### OBJECTIVE
Show all lines of the listing that hold the word "DEANE".

Figure record listings:
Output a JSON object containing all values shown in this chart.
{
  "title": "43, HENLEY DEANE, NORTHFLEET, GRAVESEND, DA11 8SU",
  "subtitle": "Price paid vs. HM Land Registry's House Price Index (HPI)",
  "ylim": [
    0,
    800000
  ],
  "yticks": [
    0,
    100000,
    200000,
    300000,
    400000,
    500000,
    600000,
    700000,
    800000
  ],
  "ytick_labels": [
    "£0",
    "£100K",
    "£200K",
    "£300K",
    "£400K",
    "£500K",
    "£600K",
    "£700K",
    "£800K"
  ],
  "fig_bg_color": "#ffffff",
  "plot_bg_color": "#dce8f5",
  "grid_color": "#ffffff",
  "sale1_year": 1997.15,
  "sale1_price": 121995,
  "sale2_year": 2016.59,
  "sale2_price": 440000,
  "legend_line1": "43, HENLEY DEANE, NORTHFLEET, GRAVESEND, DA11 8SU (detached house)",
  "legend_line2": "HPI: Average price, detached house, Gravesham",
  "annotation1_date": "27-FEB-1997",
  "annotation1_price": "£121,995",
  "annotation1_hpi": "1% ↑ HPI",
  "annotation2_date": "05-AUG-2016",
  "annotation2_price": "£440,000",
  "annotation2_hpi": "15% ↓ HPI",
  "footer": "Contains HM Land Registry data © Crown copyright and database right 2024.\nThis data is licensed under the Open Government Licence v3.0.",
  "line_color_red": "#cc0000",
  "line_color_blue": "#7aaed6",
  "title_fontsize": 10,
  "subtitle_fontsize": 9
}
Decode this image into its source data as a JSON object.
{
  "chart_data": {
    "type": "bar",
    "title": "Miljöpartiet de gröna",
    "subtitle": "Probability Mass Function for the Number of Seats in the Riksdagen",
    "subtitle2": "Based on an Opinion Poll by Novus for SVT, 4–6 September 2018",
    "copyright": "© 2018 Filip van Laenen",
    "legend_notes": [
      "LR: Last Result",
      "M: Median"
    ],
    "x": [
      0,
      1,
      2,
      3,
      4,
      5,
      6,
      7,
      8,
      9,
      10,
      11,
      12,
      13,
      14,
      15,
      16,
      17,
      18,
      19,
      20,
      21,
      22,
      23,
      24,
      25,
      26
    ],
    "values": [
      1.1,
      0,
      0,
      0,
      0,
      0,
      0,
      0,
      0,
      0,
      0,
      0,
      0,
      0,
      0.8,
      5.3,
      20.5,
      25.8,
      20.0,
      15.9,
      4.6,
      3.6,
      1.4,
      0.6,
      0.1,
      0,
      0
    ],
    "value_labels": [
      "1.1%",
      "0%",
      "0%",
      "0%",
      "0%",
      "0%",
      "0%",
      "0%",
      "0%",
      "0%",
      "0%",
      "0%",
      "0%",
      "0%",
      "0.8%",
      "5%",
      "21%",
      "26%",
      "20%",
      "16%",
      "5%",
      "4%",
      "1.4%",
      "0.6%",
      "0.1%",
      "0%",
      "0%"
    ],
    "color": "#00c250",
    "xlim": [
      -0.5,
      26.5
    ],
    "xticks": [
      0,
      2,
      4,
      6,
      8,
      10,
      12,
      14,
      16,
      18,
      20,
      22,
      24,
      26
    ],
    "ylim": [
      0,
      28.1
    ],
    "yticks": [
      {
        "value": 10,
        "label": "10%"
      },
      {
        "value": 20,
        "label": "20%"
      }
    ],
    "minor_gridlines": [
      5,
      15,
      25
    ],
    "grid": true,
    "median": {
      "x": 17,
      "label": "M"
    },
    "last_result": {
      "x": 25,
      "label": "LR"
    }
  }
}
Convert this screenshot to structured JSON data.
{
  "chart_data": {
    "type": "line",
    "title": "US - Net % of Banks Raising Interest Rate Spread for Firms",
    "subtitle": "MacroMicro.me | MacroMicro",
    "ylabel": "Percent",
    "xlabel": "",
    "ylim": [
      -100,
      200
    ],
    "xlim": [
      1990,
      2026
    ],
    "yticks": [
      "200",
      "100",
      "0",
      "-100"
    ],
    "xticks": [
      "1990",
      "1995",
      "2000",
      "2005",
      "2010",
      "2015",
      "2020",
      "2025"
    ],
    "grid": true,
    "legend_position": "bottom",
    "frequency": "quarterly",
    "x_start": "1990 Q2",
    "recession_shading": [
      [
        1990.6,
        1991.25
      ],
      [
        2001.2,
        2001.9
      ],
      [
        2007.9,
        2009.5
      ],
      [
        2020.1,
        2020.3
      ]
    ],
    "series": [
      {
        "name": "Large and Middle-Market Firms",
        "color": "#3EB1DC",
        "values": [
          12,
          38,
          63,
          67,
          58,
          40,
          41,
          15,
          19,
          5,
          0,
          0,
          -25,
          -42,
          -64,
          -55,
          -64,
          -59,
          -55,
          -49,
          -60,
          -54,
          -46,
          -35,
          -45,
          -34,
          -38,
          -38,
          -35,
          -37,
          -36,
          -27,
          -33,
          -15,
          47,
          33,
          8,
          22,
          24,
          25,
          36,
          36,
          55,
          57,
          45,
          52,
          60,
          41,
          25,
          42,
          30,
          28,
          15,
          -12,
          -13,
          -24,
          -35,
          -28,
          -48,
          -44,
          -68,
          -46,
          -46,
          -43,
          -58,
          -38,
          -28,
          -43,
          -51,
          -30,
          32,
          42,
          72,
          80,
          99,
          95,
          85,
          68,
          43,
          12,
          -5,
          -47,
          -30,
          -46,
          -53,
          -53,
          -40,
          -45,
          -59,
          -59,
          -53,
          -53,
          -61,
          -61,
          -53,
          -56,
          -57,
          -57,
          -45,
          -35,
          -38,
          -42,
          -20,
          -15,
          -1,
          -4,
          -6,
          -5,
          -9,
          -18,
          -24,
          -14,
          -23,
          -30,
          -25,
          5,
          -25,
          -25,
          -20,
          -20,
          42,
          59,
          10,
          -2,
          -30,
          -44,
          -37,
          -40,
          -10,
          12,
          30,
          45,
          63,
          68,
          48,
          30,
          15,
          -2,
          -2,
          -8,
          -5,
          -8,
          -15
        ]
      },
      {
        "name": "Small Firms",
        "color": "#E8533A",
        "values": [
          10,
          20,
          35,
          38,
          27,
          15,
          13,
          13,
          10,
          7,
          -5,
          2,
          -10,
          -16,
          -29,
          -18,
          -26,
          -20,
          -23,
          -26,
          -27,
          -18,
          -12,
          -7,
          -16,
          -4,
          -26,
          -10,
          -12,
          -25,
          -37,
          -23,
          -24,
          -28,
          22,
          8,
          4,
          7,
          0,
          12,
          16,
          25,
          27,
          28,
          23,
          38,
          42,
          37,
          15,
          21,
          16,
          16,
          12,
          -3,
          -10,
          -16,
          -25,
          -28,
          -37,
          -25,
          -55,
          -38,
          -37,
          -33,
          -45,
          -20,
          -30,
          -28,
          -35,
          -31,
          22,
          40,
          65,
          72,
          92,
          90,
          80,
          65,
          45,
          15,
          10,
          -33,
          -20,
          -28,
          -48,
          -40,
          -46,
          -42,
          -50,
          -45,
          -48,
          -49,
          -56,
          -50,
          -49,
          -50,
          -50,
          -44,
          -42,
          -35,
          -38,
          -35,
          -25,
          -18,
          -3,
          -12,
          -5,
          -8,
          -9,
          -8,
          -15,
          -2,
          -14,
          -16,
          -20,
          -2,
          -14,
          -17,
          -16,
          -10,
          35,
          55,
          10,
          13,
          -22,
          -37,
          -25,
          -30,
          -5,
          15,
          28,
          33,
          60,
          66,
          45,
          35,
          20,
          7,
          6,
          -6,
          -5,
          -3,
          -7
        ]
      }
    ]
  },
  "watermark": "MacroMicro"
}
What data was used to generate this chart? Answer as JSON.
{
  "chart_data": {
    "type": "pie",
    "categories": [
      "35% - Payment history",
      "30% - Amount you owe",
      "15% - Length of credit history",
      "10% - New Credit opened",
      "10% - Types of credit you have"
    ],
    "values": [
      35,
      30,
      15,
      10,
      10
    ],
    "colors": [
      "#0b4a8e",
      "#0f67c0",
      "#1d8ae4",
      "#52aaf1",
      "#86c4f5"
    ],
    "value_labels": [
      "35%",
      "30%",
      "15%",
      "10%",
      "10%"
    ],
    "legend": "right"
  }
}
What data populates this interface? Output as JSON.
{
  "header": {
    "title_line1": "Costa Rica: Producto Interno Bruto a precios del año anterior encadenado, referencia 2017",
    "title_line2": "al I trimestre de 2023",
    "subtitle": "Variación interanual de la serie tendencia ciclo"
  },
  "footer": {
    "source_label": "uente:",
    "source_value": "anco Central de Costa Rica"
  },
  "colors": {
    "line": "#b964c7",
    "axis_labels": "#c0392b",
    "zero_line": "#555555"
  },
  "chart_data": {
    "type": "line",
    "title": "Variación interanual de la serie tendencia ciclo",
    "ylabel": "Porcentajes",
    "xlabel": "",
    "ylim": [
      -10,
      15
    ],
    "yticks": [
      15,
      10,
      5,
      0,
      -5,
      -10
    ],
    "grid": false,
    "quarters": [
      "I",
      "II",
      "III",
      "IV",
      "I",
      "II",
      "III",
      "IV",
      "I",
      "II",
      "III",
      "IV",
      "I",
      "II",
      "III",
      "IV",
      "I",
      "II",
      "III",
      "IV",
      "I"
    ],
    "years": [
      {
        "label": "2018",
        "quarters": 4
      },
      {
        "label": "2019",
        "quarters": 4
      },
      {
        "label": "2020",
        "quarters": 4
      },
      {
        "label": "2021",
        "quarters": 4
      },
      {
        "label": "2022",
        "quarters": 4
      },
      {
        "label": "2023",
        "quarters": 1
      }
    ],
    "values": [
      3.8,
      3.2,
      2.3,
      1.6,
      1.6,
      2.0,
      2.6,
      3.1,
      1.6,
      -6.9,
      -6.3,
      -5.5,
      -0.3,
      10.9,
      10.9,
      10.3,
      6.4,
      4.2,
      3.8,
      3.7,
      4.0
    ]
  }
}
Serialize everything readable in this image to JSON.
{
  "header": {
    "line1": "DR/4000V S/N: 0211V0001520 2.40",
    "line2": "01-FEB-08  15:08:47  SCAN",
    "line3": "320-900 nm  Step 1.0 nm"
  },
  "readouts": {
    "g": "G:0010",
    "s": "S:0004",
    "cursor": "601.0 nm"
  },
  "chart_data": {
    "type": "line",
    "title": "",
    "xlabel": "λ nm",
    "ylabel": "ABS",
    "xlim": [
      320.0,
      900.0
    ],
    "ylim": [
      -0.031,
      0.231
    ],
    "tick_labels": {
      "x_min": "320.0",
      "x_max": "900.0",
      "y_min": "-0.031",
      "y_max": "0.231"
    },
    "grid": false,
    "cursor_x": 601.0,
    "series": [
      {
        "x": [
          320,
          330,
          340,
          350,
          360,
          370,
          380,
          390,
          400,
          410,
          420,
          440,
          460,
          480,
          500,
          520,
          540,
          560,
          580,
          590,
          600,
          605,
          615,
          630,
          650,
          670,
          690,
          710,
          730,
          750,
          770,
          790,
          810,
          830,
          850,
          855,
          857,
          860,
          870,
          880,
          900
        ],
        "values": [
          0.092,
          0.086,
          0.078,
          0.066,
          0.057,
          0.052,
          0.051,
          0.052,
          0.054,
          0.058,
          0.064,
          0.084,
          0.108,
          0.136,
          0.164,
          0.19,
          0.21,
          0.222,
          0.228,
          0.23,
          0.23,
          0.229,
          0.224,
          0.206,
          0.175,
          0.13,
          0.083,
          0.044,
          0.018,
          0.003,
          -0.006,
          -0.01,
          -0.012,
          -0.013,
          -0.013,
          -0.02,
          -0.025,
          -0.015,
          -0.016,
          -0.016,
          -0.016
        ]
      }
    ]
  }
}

### RESULT OF THE TASK
  "title": "43, HENLEY DEANE, NORTHFLEET, GRAVESEND, DA11 8SU",
  "legend_line1": "43, HENLEY DEANE, NORTHFLEET, GRAVESEND, DA11 8SU (detached house)",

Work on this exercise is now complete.